(Data excerpts)
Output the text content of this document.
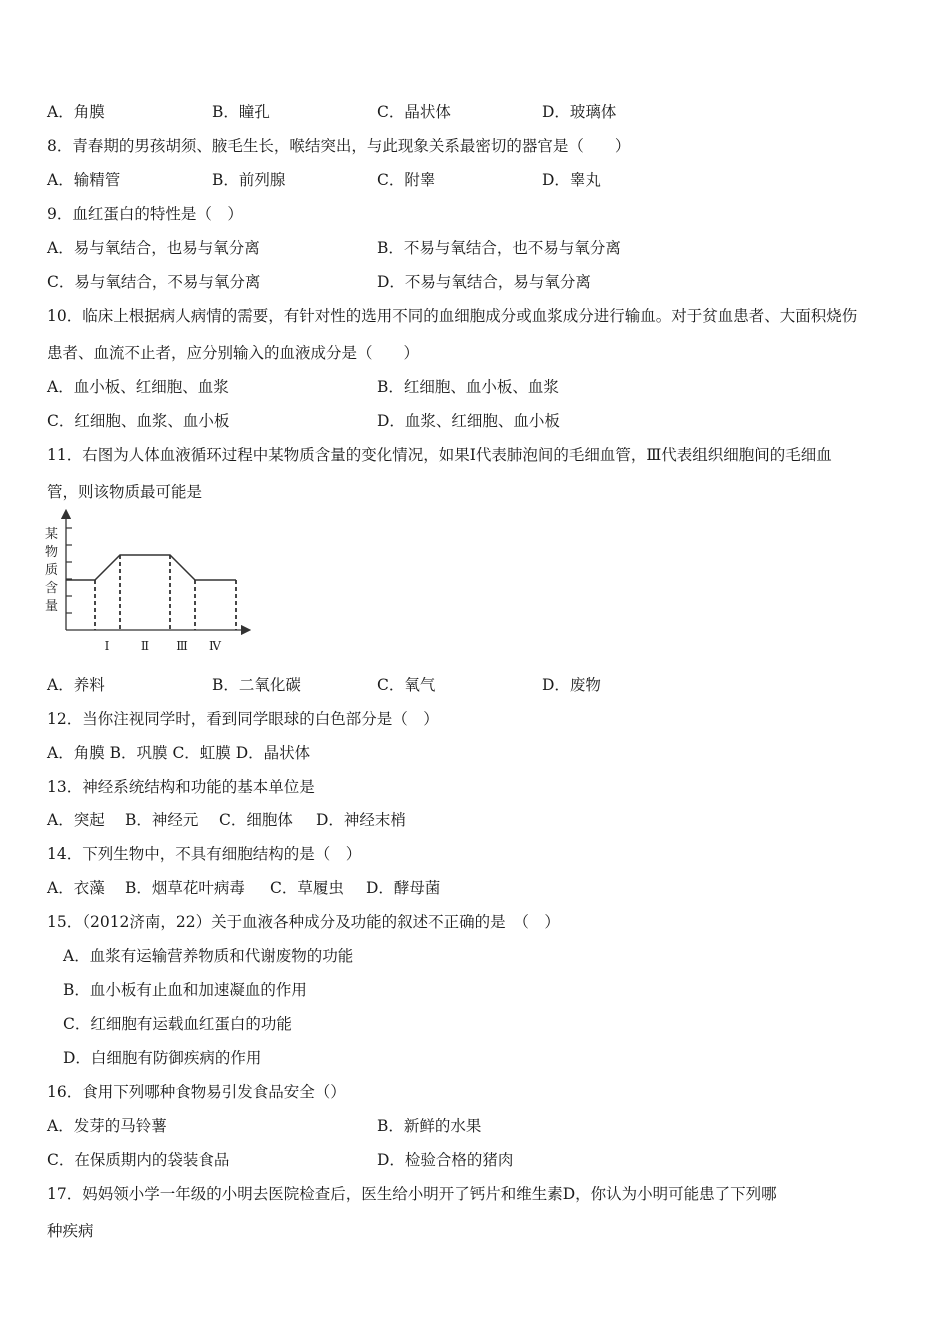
A．角膜	B．瞳孔	C．晶状体	D．玻璃体
8．青春期的男孩胡须、腋毛生长，喉结突出，与此现象关系最密切的器官是（　　）
A．输精管	B．前列腺	C．附睾	D．睾丸
9．血红蛋白的特性是（　）
A．易与氧结合，也易与氧分离	B．不易与氧结合，也不易与氧分离
C．易与氧结合，不易与氧分离	D．不易与氧结合，易与氧分离
10．临床上根据病人病情的需要，有针对性的选用不同的血细胞成分或血浆成分进行输血。对于贫血患者、大面积烧伤
患者、血流不止者，应分别输入的血液成分是（　　）
A．血小板、红细胞、血浆	B．红细胞、血小板、血浆
C．红细胞、血浆、血小板	D．血浆、红细胞、血小板
11．右图为人体血液循环过程中某物质含量的变化情况，如果Ⅰ代表肺泡间的毛细血管，Ⅲ代表组织细胞间的毛细血
管，则该物质最可能是
某
物
质
含
量
Ⅰ	Ⅱ Ⅲ Ⅳ
A．养料	B．二氧化碳	C．氧气	D．废物
12．当你注视同学时，看到同学眼球的白色部分是（　）
A．角膜 B．巩膜 C．虹膜 D．晶状体
13．神经系统结构和功能的基本单位是
A．突起 B．神经元 C．细胞体 D．神经末梢
14．下列生物中，不具有细胞结构的是（　）
A．衣藻 B．烟草花叶病毒 C．草履虫 D．酵母菌
15．（2012济南，22）关于血液各种成分及功能的叙述不正确的是　（　）
A．血浆有运输营养物质和代谢废物的功能
B．血小板有止血和加速凝血的作用
C．红细胞有运载血红蛋白的功能
D．白细胞有防御疾病的作用
16．食用下列哪种食物易引发食品安全（）
A．发芽的马铃薯	B．新鲜的水果
C．在保质期内的袋装食品	D．检验合格的猪肉
17．妈妈领小学一年级的小明去医院检查后，医生给小明开了钙片和维生素D，你认为小明可能患了下列哪
种疾病
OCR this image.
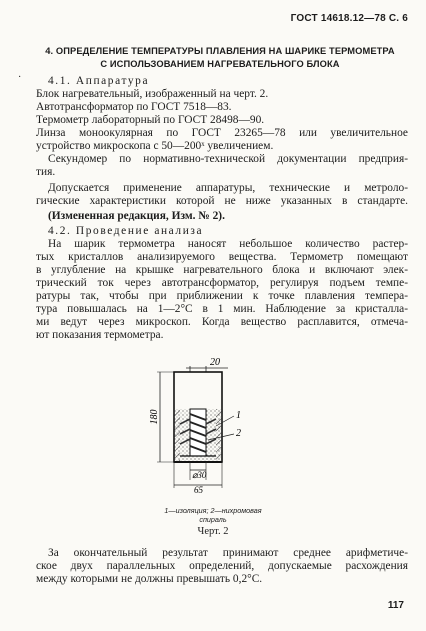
ГОСТ 14618.12—78 С. 6
·
4. ОПРЕДЕЛЕНИЕ ТЕМПЕРАТУРЫ ПЛАВЛЕНИЯ НА ШАРИКЕ ТЕРМОМЕТРА
С ИСПОЛЬЗОВАНИЕМ НАГРЕВАТЕЛЬНОГО БЛОКА
4.1. Аппаратура
Блок нагревательный, изображенный на черт. 2.
Автотрансформатор по ГОСТ 7518—83.
Термометр лабораторный по ГОСТ 28498—90.
Линза моноокулярная по ГОСТ 23265—78 или увеличительное
устройство микроскопа с 50—200ˣ увеличением.
Секундомер по нормативно-технической документации предприя-
тия.
Допускается применение аппаратуры, технические и метроло-
гические характеристики которой не ниже указанных в стандарте.
(Измененная редакция, Изм. № 2).
4.2. Проведение анализа
На шарик термометра наносят небольшое количество растер-
тых кристаллов анализируемого вещества. Термометр помещают
в углубление на крышке нагревательного блока и включают элек-
трический ток через автотрансформатор, регулируя подъем темпе-
ратуры так, чтобы при приближении к точке плавления темпера-
тура повышалась на 1—2°С в 1 мин. Наблюдение за кристалла-
ми ведут через микроскоп. Когда вещество расплавится, отмеча-
ют показания термометра.
20
180	1
2
⌀30
65
1—изоляция; 2—нихромовая
спираль
Черт. 2
За окончательный результат принимают среднее арифметиче-
ское двух параллельных определений, допускаемые расхождения
между которыми не должны превышать 0,2°С.
117
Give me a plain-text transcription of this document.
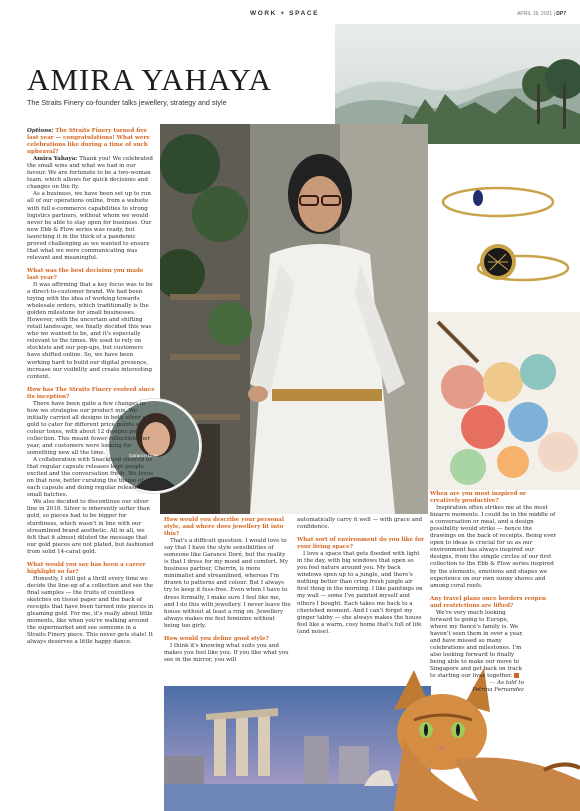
WORK + SPACE	APRIL 19, 2021 | DP7
AMIRA YAHAYA
The Straits Finery co-founder talks jewellery, strategy and style
Garance Doré

Options: The Straits Finery turned five last year — congratulations! What were celebrations like during a time of such upheaval?

Amira Yahaya: Thank you! We celebrated the small wins and what we had in our favour. We are fortunate to be a two-woman team, which allows for quick decisions and changes on the fly.

As a business, we have been set up to run all of our operations online, from a website with full e-commerce capabilities to strong logistics partners, without whom we would never be able to stay open for business. Our new Ebb & Flow series was ready, but launching it in the thick of a pandemic proved challenging as we wanted to ensure that what we were communicating was relevant and meaningful.

What was the best decision you made last year?

It was affirming that a key focus was to be a direct-to-customer brand. We had been toying with the idea of working towards wholesale orders, which traditionally is the golden milestone for small businesses. However, with the uncertain and shifting retail landscape, we finally decided this was who we wanted to be, and it's especially relevant to the times. We used to rely on stockists and our pop-ups, but customers have shifted online. So, we have been working hard to build our digital presence, increase our visibility and create interesting content.

How has The Straits Finery evolved since its inception?

There have been quite a few changes in how we strategise our product mix. We initially carried all designs in both silver and gold to cater for different price points and colour tones, with about 12 designs per collection. This meant fewer collections per year, and customers were looking for something new all the time.

A collaboration with Snackfood showed us that regular capsule releases kept people excited and the conversation fresh. We focus on that now, better curating the theme of each capsule and doing regular releases in small batches.

We also decided to discontinue our silver line in 2018. Silver is inherently softer than gold, so pieces had to be bigger for sturdiness, which wasn't in line with our streamlined brand aesthetic. All in all, we felt that it almost diluted the message that our gold pieces are not plated, but fashioned from solid 14-carat gold.

What would you say has been a career highlight so far?

Honestly, I still get a thrill every time we decide the line-up of a collection and see the final samples — the fruits of countless sketches on tissue paper and the back of receipts that have been turned into pieces in gleaming gold. For me, it's really about little moments, like when you're walking around the supermarket and see someone in a Straits Finery piece. This never gets stale! It always deserves a little happy dance.

How would you describe your personal style, and where does jewellery fit into this?

That's a difficult question. I would love to say that I have the style sensibilities of someone like Garance Doré, but the reality is that I dress for my mood and comfort. My business partner, Cherrin, is more minimalist and streamlined, whereas I'm drawn to patterns and colour. But I always try to keep it fuss-free. Even when I have to dress formally, I make sure I feel like me, and I do this with jewellery. I never leave the house without at least a ring on. Jewellery always makes me feel feminine without being too girly.

How would you define good style?

I think it's knowing what suits you and makes you feel like you. If you like what you see in the mirror, you will

automatically carry it well — with grace and confidence.

What sort of environment do you like for your living space?

I love a space that gets flooded with light in the day, with big windows that open so you feel nature around you. My back windows open up to a jungle, and there's nothing better than crisp fresh jungle air first thing in the morning. I like paintings on my wall — some I've painted myself and others I bought. Each takes me back to a cherished moment. And I can't forget my ginger tabby — she always makes the house feel like a warm, cosy home that's full of life (and noise).

When are you most inspired or creatively productive?

Inspiration often strikes me at the most bizarre moments. I could be in the middle of a conversation or meal, and a design possibility would strike — hence the drawings on the back of receipts. Being ever open to ideas is crucial for us as our environment has always inspired our designs, from the simple circles of our first collection to the Ebb & Flow series inspired by the elements, emotions and shapes we experience on our own sunny shores and among coral reefs.

Any travel plans once borders reopen and restrictions are lifted?

We're very much looking forward to going to Europe, where my fiancé's family is. We haven't seen them in over a year, and have missed so many celebrations and milestones. I'm also looking forward to finally being able to make our move to Singapore and get back on track to starting our lives together.

— As told to
Petrina Fernandez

→ **What you have to do**: Repeat the records word for word. Any picture in them should be left out.

→ **Task response**:
Output the text content of this document.
A．角膜	B．瞳孔	C．晶状体	D．玻璃体
8．青春期的男孩胡须、腋毛生长，喉结突出，与此现象关系最密切的器官是（　　）
A．输精管	B．前列腺	C．附睾	D．睾丸
9．血红蛋白的特性是（　）
A．易与氧结合，也易与氧分离	B．不易与氧结合，也不易与氧分离
C．易与氧结合，不易与氧分离	D．不易与氧结合，易与氧分离
10．临床上根据病人病情的需要，有针对性的选用不同的血细胞成分或血浆成分进行输血。对于贫血患者、大面积烧伤
患者、血流不止者，应分别输入的血液成分是（　　）
A．血小板、红细胞、血浆	B．红细胞、血小板、血浆
C．红细胞、血浆、血小板	D．血浆、红细胞、血小板
11．右图为人体血液循环过程中某物质含量的变化情况，如果Ⅰ代表肺泡间的毛细血管，Ⅲ代表组织细胞间的毛细血
管，则该物质最可能是
某
物
质
含
量
Ⅰ	Ⅱ Ⅲ Ⅳ
A．养料	B．二氧化碳	C．氧气	D．废物
12．当你注视同学时，看到同学眼球的白色部分是（　）
A．角膜 B．巩膜 C．虹膜 D．晶状体
13．神经系统结构和功能的基本单位是
A．突起 B．神经元 C．细胞体 D．神经末梢
14．下列生物中，不具有细胞结构的是（　）
A．衣藻 B．烟草花叶病毒 C．草履虫 D．酵母菌
15．（2012济南，22）关于血液各种成分及功能的叙述不正确的是　（　）
A．血浆有运输营养物质和代谢废物的功能
B．血小板有止血和加速凝血的作用
C．红细胞有运载血红蛋白的功能
D．白细胞有防御疾病的作用
16．食用下列哪种食物易引发食品安全（）
A．发芽的马铃薯	B．新鲜的水果
C．在保质期内的袋装食品	D．检验合格的猪肉
17．妈妈领小学一年级的小明去医院检查后，医生给小明开了钙片和维生素D，你认为小明可能患了下列哪
种疾病
OCR this image.
ГОСТ 14618.12—78 С. 6
·
4. ОПРЕДЕЛЕНИЕ ТЕМПЕРАТУРЫ ПЛАВЛЕНИЯ НА ШАРИКЕ ТЕРМОМЕТРА
С ИСПОЛЬЗОВАНИЕМ НАГРЕВАТЕЛЬНОГО БЛОКА
4.1. Аппаратура
Блок нагревательный, изображенный на черт. 2.
Автотрансформатор по ГОСТ 7518—83.
Термометр лабораторный по ГОСТ 28498—90.
Линза моноокулярная по ГОСТ 23265—78 или увеличительное
устройство микроскопа с 50—200ˣ увеличением.
Секундомер по нормативно-технической документации предприя-
тия.
Допускается применение аппаратуры, технические и метроло-
гические характеристики которой не ниже указанных в стандарте.
(Измененная редакция, Изм. № 2).
4.2. Проведение анализа
На шарик термометра наносят небольшое количество растер-
тых кристаллов анализируемого вещества. Термометр помещают
в углубление на крышке нагревательного блока и включают элек-
трический ток через автотрансформатор, регулируя подъем темпе-
ратуры так, чтобы при приближении к точке плавления темпера-
тура повышалась на 1—2°С в 1 мин. Наблюдение за кристалла-
ми ведут через микроскоп. Когда вещество расплавится, отмеча-
ют показания термометра.
20
180	1
2
⌀30
65
1—изоляция; 2—нихромовая
спираль
Черт. 2
За окончательный результат принимают среднее арифметиче-
ское двух параллельных определений, допускаемые расхождения
между которыми не должны превышать 0,2°С.
117
Give me a plain-text transcription of this document.
WORK + SPACE	APRIL 19, 2021 | DP7
AMIRA YAHAYA
The Straits Finery co-founder talks jewellery, strategy and style
Garance Doré

Options: The Straits Finery turned five last year — congratulations! What were celebrations like during a time of such upheaval?

Amira Yahaya: Thank you! We celebrated the small wins and what we had in our favour. We are fortunate to be a two-woman team, which allows for quick decisions and changes on the fly.

As a business, we have been set up to run all of our operations online, from a website with full e-commerce capabilities to strong logistics partners, without whom we would never be able to stay open for business. Our new Ebb & Flow series was ready, but launching it in the thick of a pandemic proved challenging as we wanted to ensure that what we were communicating was relevant and meaningful.

What was the best decision you made last year?

It was affirming that a key focus was to be a direct-to-customer brand. We had been toying with the idea of working towards wholesale orders, which traditionally is the golden milestone for small businesses. However, with the uncertain and shifting retail landscape, we finally decided this was who we wanted to be, and it's especially relevant to the times. We used to rely on stockists and our pop-ups, but customers have shifted online. So, we have been working hard to build our digital presence, increase our visibility and create interesting content.

How has The Straits Finery evolved since its inception?

There have been quite a few changes in how we strategise our product mix. We initially carried all designs in both silver and gold to cater for different price points and colour tones, with about 12 designs per collection. This meant fewer collections per year, and customers were looking for something new all the time.

A collaboration with Snackfood showed us that regular capsule releases kept people excited and the conversation fresh. We focus on that now, better curating the theme of each capsule and doing regular releases in small batches.

We also decided to discontinue our silver line in 2018. Silver is inherently softer than gold, so pieces had to be bigger for sturdiness, which wasn't in line with our streamlined brand aesthetic. All in all, we felt that it almost diluted the message that our gold pieces are not plated, but fashioned from solid 14-carat gold.

What would you say has been a career highlight so far?

Honestly, I still get a thrill every time we decide the line-up of a collection and see the final samples — the fruits of countless sketches on tissue paper and the back of receipts that have been turned into pieces in gleaming gold. For me, it's really about little moments, like when you're walking around the supermarket and see someone in a Straits Finery piece. This never gets stale! It always deserves a little happy dance.

How would you describe your personal style, and where does jewellery fit into this?

That's a difficult question. I would love to say that I have the style sensibilities of someone like Garance Doré, but the reality is that I dress for my mood and comfort. My business partner, Cherrin, is more minimalist and streamlined, whereas I'm drawn to patterns and colour. But I always try to keep it fuss-free. Even when I have to dress formally, I make sure I feel like me, and I do this with jewellery. I never leave the house without at least a ring on. Jewellery always makes me feel feminine without being too girly.

How would you define good style?

I think it's knowing what suits you and makes you feel like you. If you like what you see in the mirror, you will

automatically carry it well — with grace and confidence.

What sort of environment do you like for your living space?

I love a space that gets flooded with light in the day, with big windows that open so you feel nature around you. My back windows open up to a jungle, and there's nothing better than crisp fresh jungle air first thing in the morning. I like paintings on my wall — some I've painted myself and others I bought. Each takes me back to a cherished moment. And I can't forget my ginger tabby — she always makes the house feel like a warm, cosy home that's full of life (and noise).

When are you most inspired or creatively productive?

Inspiration often strikes me at the most bizarre moments. I could be in the middle of a conversation or meal, and a design possibility would strike — hence the drawings on the back of receipts. Being ever open to ideas is crucial for us as our environment has always inspired our designs, from the simple circles of our first collection to the Ebb & Flow series inspired by the elements, emotions and shapes we experience on our own sunny shores and among coral reefs.

Any travel plans once borders reopen and restrictions are lifted?

We're very much looking forward to going to Europe, where my fiancé's family is. We haven't seen them in over a year, and have missed so many celebrations and milestones. I'm also looking forward to finally being able to make our move to Singapore and get back on track to starting our lives together.

— As told to
Petrina Fernandez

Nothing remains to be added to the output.